- _RECORD EXCERPTS_:
=-=-=-=-=

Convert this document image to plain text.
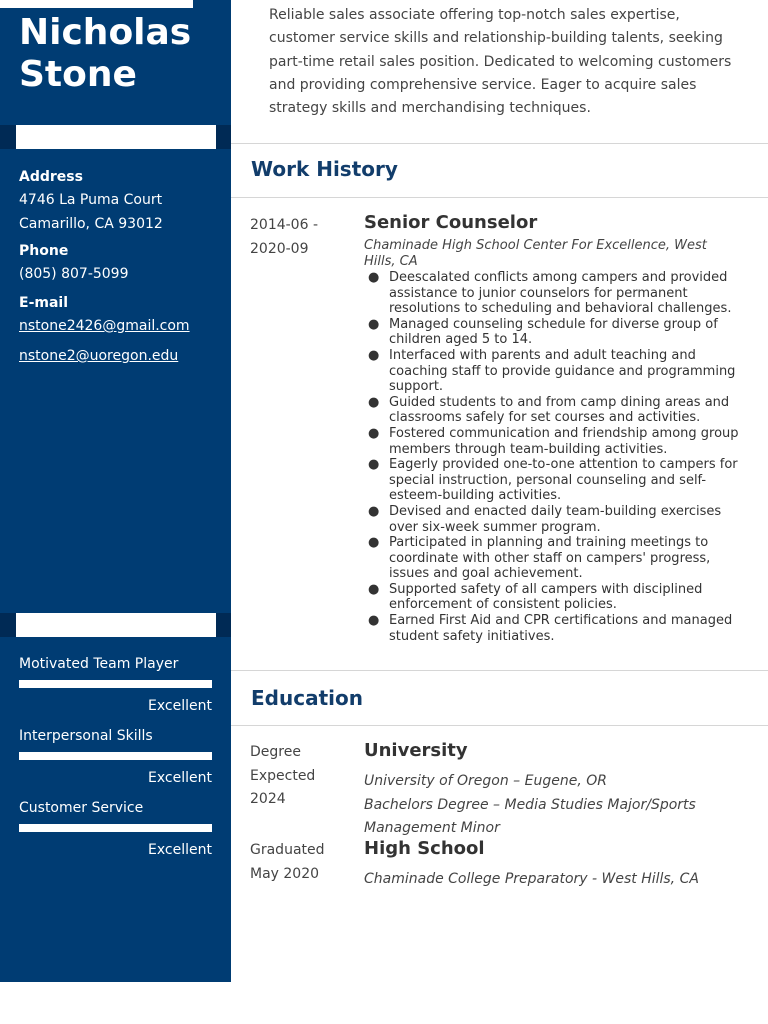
Nicholas
Stone
Address
4746 La Puma Court
Camarillo, CA 93012
Phone
(805) 807-5099
E-mail
nstone2426@gmail.com
nstone2@uoregon.edu
Motivated Team Player
Excellent
Interpersonal Skills
Excellent
Customer Service
Excellent
Reliable sales associate offering top-notch sales expertise, customer service skills and relationship-building talents, seeking part-time retail sales position. Dedicated to welcoming customers and providing comprehensive service. Eager to acquire sales strategy skills and merchandising techniques.
Work History
2014-06 -
2020-09
Senior Counselor
Chaminade High School Center For Excellence, West Hills, CA
● Deescalated conflicts among campers and provided assistance to junior counselors for permanent resolutions to scheduling and behavioral challenges.
● Managed counseling schedule for diverse group of children aged 5 to 14.
● Interfaced with parents and adult teaching and coaching staff to provide guidance and programming support.
● Guided students to and from camp dining areas and classrooms safely for set courses and activities.
● Fostered communication and friendship among group members through team-building activities.
● Eagerly provided one-to-one attention to campers for special instruction, personal counseling and self-esteem-building activities.
● Devised and enacted daily team-building exercises over six-week summer program.
● Participated in planning and training meetings to coordinate with other staff on campers' progress, issues and goal achievement.
● Supported safety of all campers with disciplined enforcement of consistent policies.
● Earned First Aid and CPR certifications and managed student safety initiatives.
Education
Degree
Expected
2024
University
University of Oregon – Eugene, OR
Bachelors Degree – Media Studies Major/Sports
Management Minor
Graduated
May 2020
High School
Chaminade College Preparatory - West Hills, CA
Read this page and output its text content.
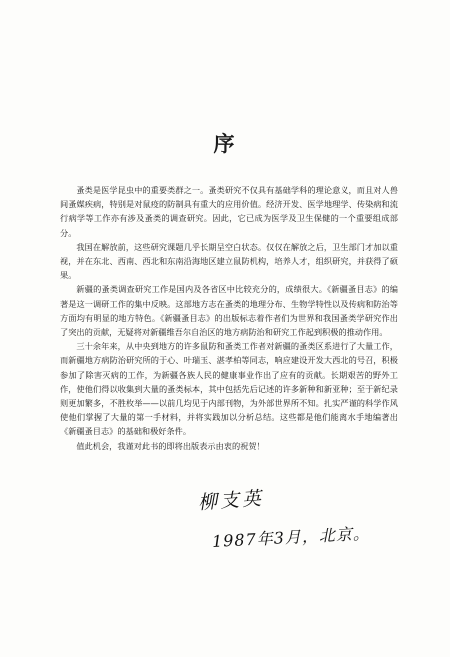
序

蚤类是医学昆虫中的重要类群之一。蚤类研究不仅具有基础学科的理论意义，而且对人兽间蚤媒疾病，特别是对鼠疫的防制具有重大的应用价值。经济开发、医学地理学、传染病和流行病学等工作亦有涉及蚤类的调查研究。因此，它已成为医学及卫生保健的一个重要组成部分。

我国在解放前，这些研究课题几乎长期呈空白状态。仅仅在解放之后，卫生部门才加以重视，并在东北、西南、西北和东南沿海地区建立鼠防机构，培养人才，组织研究，并获得了硕果。

新疆的蚤类调查研究工作是国内及各省区中比较充分的，成绩很大。《新疆蚤目志》的编著是这一调研工作的集中反映。这部地方志在蚤类的地理分布、生物学特性以及传病和防治等方面均有明显的地方特色。《新疆蚤目志》的出版标志着作者们为世界和我国蚤类学研究作出了突出的贡献，无疑将对新疆维吾尔自治区的地方病防治和研究工作起到积极的推动作用。

三十余年来，从中央到地方的许多鼠防和蚤类工作者对新疆的蚤类区系进行了大量工作，而新疆地方病防治研究所的于心、叶瑞玉、湛孝柏等同志，响应建设开发大西北的号召，积极参加了除害灭病的工作，为新疆各族人民的健康事业作出了应有的贡献。长期艰苦的野外工作，使他们得以收集到大量的蚤类标本，其中包括先后记述的许多新种和新亚种；至于新纪录则更加繁多，不胜枚举——以前几均见于内部刊物，为外部世界所不知。扎实严谨的科学作风使他们掌握了大量的第一手材料，并将实践加以分析总结。这些都是他们能离水手地编著出《新疆蚤目志》的基础和极好条件。

值此机会，我谨对此书的即将出版表示由衷的祝贺！

柳支英
1987年3月，北京。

=-=-=-=-=

- _WORK REQUIRED_: Your task is to reproduce all of the material exactly. The pictures stay out.

- _OUTPUT BELOW_:
Convert this document image to plain text.
Nicholas
Stone
Address
4746 La Puma Court
Camarillo, CA 93012
Phone
(805) 807-5099
E-mail
nstone2426@gmail.com
nstone2@uoregon.edu
Motivated Team Player
Excellent
Interpersonal Skills
Excellent
Customer Service
Excellent
Reliable sales associate offering top-notch sales expertise, customer service skills and relationship-building talents, seeking part-time retail sales position. Dedicated to welcoming customers and providing comprehensive service. Eager to acquire sales strategy skills and merchandising techniques.
Work History
2014-06 -
2020-09
Senior Counselor
Chaminade High School Center For Excellence, West Hills, CA
● Deescalated conflicts among campers and provided assistance to junior counselors for permanent resolutions to scheduling and behavioral challenges.
● Managed counseling schedule for diverse group of children aged 5 to 14.
● Interfaced with parents and adult teaching and coaching staff to provide guidance and programming support.
● Guided students to and from camp dining areas and classrooms safely for set courses and activities.
● Fostered communication and friendship among group members through team-building activities.
● Eagerly provided one-to-one attention to campers for special instruction, personal counseling and self-esteem-building activities.
● Devised and enacted daily team-building exercises over six-week summer program.
● Participated in planning and training meetings to coordinate with other staff on campers' progress, issues and goal achievement.
● Supported safety of all campers with disciplined enforcement of consistent policies.
● Earned First Aid and CPR certifications and managed student safety initiatives.
Education
Degree
Expected
2024
University
University of Oregon – Eugene, OR
Bachelors Degree – Media Studies Major/Sports
Management Minor
Graduated
May 2020
High School
Chaminade College Preparatory - West Hills, CA
Read this page and output its text content.
序

蚤类是医学昆虫中的重要类群之一。蚤类研究不仅具有基础学科的理论意义，而且对人兽间蚤媒疾病，特别是对鼠疫的防制具有重大的应用价值。经济开发、医学地理学、传染病和流行病学等工作亦有涉及蚤类的调查研究。因此，它已成为医学及卫生保健的一个重要组成部分。

我国在解放前，这些研究课题几乎长期呈空白状态。仅仅在解放之后，卫生部门才加以重视，并在东北、西南、西北和东南沿海地区建立鼠防机构，培养人才，组织研究，并获得了硕果。

新疆的蚤类调查研究工作是国内及各省区中比较充分的，成绩很大。《新疆蚤目志》的编著是这一调研工作的集中反映。这部地方志在蚤类的地理分布、生物学特性以及传病和防治等方面均有明显的地方特色。《新疆蚤目志》的出版标志着作者们为世界和我国蚤类学研究作出了突出的贡献，无疑将对新疆维吾尔自治区的地方病防治和研究工作起到积极的推动作用。

三十余年来，从中央到地方的许多鼠防和蚤类工作者对新疆的蚤类区系进行了大量工作，而新疆地方病防治研究所的于心、叶瑞玉、湛孝柏等同志，响应建设开发大西北的号召，积极参加了除害灭病的工作，为新疆各族人民的健康事业作出了应有的贡献。长期艰苦的野外工作，使他们得以收集到大量的蚤类标本，其中包括先后记述的许多新种和新亚种；至于新纪录则更加繁多，不胜枚举——以前几均见于内部刊物，为外部世界所不知。扎实严谨的科学作风使他们掌握了大量的第一手材料，并将实践加以分析总结。这些都是他们能离水手地编著出《新疆蚤目志》的基础和极好条件。

值此机会，我谨对此书的即将出版表示由衷的祝贺！

柳支英
1987年3月，北京。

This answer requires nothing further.